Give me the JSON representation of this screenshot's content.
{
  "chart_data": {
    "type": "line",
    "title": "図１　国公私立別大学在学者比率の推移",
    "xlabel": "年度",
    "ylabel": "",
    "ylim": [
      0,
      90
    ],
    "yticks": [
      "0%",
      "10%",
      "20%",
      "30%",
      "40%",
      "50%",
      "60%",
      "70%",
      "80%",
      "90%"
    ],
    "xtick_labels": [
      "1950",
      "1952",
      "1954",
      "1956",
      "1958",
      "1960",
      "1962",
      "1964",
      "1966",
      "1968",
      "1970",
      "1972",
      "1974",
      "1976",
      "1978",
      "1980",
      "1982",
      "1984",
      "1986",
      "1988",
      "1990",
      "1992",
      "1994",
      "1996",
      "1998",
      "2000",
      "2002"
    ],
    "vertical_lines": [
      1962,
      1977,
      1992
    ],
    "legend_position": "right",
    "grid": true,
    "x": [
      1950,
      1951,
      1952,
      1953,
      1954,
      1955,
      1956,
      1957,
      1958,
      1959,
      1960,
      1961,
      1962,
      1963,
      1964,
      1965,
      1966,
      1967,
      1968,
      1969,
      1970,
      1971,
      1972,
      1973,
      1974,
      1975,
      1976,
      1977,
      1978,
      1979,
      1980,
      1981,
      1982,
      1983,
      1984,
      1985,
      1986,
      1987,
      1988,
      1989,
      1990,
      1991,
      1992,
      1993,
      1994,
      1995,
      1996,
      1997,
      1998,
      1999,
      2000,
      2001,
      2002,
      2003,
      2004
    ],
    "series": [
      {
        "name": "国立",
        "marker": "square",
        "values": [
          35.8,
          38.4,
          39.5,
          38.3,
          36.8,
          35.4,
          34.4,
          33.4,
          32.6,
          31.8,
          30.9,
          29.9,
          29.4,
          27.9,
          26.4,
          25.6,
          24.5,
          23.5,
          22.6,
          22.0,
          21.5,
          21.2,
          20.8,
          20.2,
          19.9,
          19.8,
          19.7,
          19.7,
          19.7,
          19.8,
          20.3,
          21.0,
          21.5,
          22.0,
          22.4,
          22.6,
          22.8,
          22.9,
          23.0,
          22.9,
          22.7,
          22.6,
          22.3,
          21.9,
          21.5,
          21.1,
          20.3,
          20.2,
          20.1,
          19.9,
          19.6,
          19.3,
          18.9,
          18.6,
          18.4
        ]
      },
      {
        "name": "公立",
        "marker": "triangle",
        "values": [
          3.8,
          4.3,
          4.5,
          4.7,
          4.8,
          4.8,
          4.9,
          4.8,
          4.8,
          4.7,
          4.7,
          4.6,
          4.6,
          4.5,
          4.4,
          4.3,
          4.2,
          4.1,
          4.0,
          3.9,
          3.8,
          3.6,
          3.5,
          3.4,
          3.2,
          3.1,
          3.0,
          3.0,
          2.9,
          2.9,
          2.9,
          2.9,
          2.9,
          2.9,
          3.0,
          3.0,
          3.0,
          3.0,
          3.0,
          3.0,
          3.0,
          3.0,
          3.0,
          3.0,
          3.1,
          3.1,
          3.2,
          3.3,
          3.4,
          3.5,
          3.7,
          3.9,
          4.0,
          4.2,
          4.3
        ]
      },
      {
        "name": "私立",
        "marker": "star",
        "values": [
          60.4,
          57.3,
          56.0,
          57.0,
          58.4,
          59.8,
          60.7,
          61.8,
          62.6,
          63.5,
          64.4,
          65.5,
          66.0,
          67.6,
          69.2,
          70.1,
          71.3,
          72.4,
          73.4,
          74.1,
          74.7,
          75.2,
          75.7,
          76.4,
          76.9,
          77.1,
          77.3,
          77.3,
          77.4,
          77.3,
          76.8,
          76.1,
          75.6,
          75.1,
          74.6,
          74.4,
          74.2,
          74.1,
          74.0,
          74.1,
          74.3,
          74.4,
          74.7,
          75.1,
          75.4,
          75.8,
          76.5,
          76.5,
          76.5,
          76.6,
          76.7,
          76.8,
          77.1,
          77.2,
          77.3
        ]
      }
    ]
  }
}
==
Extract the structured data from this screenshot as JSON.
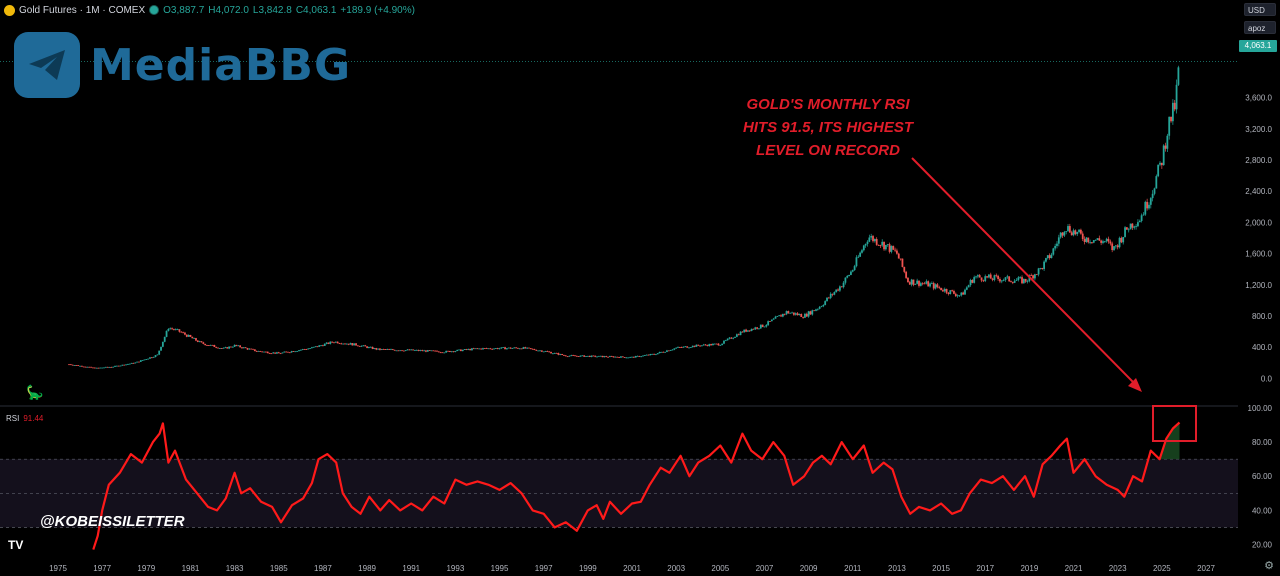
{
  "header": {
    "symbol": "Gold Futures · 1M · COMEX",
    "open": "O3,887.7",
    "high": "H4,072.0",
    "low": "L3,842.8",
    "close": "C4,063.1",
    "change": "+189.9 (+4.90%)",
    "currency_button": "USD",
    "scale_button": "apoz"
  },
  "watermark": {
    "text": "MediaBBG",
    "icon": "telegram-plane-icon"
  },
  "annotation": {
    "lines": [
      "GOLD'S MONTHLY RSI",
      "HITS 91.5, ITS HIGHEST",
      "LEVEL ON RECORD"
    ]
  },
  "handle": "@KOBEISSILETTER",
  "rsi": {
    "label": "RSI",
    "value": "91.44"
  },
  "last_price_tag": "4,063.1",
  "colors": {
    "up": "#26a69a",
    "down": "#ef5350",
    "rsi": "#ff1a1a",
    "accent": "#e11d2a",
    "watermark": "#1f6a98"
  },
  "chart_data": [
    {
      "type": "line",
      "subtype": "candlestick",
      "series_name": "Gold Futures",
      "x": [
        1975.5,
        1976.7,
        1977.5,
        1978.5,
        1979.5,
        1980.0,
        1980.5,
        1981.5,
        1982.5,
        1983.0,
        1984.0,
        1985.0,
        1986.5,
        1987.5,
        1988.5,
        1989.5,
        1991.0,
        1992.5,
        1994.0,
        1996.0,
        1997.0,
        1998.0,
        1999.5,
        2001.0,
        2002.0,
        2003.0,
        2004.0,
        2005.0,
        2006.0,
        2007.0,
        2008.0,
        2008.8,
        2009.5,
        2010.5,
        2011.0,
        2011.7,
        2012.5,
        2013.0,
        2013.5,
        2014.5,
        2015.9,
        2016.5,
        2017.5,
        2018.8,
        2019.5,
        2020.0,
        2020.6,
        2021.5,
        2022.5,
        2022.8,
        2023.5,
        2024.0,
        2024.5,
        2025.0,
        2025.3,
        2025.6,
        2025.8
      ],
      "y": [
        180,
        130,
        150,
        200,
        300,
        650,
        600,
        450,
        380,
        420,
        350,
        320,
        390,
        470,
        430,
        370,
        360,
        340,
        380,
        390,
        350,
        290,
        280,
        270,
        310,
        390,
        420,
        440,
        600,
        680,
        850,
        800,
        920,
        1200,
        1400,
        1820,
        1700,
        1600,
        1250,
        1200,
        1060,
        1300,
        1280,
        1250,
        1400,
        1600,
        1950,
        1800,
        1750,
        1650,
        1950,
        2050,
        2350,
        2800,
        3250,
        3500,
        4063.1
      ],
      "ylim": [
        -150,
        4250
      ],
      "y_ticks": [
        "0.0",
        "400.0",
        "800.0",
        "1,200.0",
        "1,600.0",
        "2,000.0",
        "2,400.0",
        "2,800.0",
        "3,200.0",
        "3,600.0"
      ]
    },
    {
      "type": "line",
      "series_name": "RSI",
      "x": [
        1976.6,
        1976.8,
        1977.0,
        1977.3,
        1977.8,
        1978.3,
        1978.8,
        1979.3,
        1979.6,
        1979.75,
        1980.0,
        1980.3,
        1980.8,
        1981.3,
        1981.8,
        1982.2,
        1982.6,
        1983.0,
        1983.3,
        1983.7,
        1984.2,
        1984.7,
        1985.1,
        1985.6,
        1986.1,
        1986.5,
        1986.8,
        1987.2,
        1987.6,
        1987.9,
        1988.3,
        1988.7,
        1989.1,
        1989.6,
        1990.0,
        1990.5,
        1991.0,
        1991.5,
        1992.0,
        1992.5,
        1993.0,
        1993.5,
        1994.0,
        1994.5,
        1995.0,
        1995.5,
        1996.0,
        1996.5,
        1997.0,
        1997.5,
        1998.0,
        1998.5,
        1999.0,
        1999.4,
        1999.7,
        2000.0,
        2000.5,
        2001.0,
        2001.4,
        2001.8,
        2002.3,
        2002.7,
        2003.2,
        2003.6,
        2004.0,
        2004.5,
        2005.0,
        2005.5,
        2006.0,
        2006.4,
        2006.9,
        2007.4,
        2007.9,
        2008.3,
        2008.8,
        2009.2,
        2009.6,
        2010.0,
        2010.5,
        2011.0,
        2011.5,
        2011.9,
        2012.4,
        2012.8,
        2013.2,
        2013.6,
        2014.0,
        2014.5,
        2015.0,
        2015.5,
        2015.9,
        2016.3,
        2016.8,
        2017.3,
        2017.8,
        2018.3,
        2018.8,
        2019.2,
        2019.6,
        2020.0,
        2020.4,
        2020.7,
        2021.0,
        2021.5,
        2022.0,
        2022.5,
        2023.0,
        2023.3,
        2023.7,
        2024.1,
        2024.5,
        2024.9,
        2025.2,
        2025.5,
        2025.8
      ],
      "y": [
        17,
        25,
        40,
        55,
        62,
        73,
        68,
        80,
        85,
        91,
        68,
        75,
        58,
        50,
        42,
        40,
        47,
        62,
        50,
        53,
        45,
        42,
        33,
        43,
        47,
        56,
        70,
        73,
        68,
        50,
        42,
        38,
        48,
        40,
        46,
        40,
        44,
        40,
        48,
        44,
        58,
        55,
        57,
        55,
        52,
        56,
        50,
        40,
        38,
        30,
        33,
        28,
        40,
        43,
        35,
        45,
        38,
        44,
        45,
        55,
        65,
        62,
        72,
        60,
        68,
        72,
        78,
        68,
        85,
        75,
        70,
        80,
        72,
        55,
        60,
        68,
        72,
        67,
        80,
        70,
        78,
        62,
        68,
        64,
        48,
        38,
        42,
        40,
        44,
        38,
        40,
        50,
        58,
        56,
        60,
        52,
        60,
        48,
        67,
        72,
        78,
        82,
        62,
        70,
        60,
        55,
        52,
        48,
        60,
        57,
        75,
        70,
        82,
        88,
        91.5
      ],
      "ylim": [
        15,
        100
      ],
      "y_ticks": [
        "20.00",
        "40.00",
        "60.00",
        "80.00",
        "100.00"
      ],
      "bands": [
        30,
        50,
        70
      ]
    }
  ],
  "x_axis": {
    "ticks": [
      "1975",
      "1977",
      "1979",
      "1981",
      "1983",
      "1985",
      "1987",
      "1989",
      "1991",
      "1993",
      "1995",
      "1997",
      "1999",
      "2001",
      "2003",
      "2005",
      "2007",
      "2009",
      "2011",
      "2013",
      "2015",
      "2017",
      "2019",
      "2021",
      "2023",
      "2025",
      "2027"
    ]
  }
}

▸ **Instructions for the task**
Scan the lines for the string "this". Copy out each line that matches.

▸ **Final result**
Give me the JSON representation of this screenshot's content.
Extract the structured data from this screenshot as JSON.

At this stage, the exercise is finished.